*Prompt:* In the listing that follows, count each line containing the string "this" and report only the count.

Source data:
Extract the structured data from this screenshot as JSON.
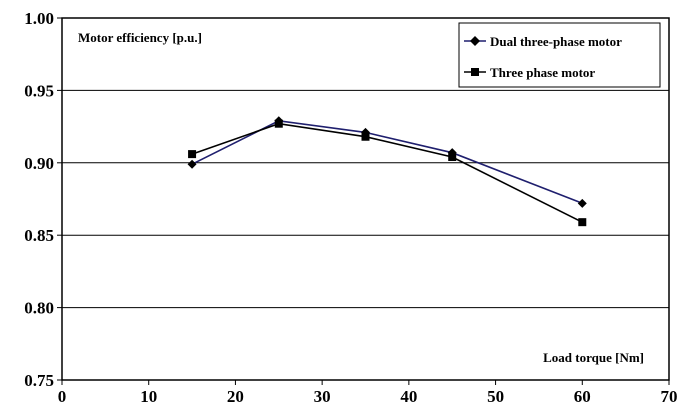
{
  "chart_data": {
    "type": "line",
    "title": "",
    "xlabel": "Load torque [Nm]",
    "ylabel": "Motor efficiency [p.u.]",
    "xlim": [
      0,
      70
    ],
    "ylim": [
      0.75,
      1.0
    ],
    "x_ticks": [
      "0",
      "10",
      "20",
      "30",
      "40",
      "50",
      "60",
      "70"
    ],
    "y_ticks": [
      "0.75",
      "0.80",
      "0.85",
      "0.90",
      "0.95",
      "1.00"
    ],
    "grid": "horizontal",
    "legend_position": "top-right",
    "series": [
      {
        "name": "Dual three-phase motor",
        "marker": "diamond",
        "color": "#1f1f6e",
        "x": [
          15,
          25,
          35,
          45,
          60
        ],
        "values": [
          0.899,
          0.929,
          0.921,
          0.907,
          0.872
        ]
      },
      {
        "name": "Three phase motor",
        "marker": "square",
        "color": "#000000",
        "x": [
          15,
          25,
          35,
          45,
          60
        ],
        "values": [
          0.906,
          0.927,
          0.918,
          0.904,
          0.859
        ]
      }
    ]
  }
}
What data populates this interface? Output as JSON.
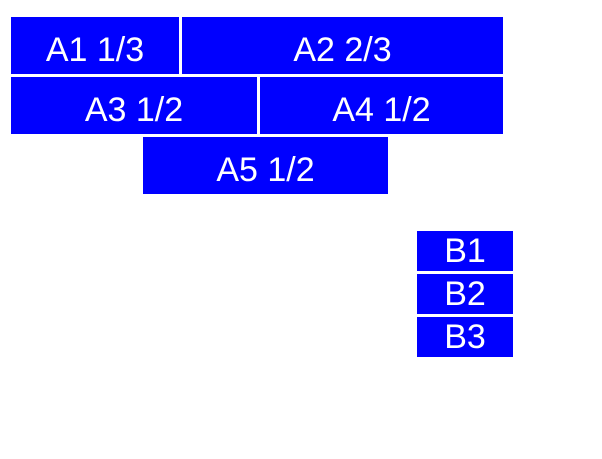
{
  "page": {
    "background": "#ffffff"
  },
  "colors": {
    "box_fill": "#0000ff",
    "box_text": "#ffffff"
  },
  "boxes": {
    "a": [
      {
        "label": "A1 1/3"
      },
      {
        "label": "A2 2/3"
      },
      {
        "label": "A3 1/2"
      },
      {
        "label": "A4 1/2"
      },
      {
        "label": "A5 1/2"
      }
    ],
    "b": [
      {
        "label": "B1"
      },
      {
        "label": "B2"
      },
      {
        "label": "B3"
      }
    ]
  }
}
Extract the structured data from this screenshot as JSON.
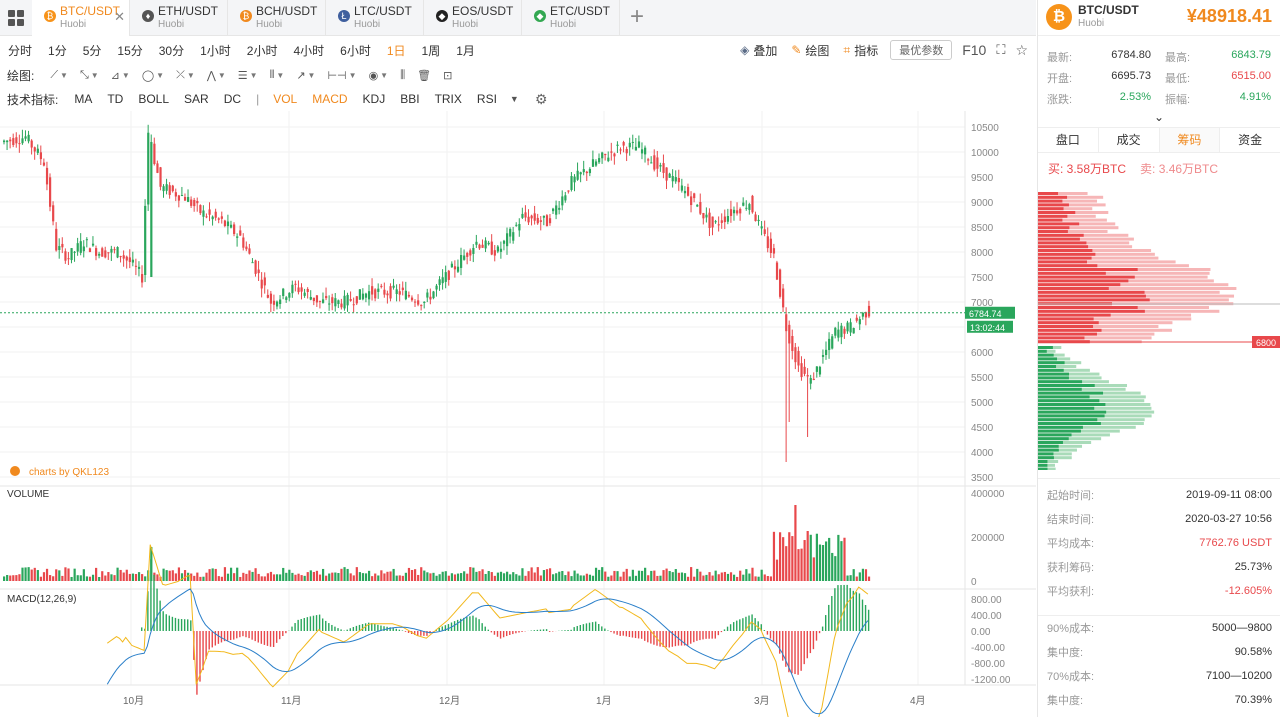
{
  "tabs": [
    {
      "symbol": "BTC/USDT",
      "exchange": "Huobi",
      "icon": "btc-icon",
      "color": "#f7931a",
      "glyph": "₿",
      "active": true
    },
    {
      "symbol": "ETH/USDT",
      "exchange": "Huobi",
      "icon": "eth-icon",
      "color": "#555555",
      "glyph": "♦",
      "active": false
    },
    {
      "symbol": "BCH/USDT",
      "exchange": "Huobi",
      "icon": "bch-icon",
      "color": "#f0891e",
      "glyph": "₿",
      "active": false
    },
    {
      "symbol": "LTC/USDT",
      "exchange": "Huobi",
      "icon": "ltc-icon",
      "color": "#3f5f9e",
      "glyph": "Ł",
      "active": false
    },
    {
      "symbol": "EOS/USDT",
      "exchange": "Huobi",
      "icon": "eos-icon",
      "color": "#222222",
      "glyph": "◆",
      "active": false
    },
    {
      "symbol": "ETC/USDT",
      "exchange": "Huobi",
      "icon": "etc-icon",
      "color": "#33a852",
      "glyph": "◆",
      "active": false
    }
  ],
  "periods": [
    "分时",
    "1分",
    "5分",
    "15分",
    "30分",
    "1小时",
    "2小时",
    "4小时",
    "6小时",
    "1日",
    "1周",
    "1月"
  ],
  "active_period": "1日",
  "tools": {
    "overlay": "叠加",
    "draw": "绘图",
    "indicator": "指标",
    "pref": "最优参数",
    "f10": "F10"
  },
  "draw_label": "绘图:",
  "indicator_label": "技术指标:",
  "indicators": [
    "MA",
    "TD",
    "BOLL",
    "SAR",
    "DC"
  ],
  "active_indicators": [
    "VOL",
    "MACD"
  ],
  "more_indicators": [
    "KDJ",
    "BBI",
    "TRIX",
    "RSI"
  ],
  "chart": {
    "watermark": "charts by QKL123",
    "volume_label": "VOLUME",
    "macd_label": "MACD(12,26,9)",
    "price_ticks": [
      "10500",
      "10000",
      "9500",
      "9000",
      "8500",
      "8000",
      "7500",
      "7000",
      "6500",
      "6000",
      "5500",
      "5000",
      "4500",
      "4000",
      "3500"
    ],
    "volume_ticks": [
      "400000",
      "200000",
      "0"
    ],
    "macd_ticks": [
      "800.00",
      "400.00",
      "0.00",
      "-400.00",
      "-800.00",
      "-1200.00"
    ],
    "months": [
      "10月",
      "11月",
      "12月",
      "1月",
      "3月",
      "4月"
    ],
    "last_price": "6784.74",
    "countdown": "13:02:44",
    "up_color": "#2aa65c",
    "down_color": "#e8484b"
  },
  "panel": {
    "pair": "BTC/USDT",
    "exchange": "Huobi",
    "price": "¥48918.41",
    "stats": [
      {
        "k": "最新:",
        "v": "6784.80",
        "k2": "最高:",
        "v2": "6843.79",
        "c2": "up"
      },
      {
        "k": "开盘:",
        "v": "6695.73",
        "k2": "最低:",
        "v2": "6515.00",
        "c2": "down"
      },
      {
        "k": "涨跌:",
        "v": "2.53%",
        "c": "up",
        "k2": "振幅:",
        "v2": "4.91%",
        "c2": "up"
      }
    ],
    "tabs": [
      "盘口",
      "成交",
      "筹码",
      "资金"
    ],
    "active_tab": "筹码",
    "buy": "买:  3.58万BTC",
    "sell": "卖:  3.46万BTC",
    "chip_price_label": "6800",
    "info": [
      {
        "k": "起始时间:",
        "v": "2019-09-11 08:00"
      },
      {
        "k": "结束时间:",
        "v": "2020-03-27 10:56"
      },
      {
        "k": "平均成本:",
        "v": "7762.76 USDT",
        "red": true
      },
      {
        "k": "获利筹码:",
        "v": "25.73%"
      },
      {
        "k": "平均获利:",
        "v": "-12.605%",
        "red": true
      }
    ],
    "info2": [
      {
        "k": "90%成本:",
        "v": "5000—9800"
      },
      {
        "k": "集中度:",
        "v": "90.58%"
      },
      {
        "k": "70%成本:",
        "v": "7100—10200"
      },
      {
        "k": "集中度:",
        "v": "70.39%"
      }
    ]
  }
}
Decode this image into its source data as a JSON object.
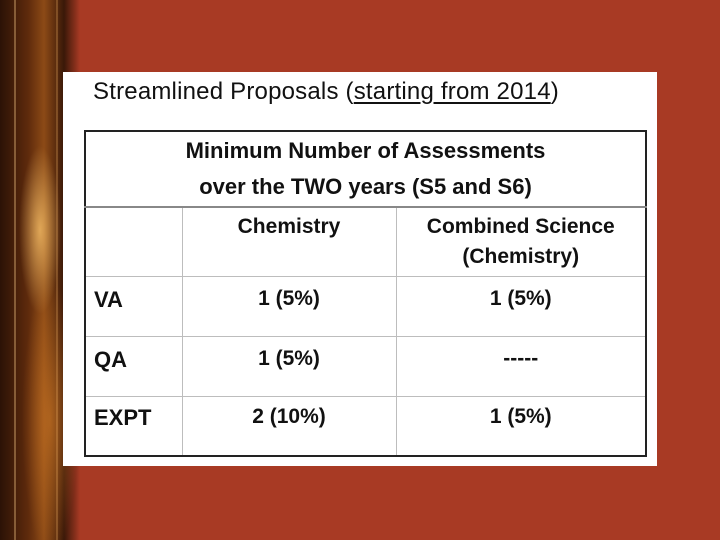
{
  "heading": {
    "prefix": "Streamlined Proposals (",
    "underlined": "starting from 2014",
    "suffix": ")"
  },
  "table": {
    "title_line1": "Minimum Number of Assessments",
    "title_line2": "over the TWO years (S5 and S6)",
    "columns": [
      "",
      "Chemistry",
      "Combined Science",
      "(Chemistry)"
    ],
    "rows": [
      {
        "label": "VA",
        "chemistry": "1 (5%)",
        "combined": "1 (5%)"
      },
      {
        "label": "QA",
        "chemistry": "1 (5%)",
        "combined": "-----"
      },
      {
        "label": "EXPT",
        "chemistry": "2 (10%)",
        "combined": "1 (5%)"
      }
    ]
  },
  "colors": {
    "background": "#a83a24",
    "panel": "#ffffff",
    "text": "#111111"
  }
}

*The response:* 4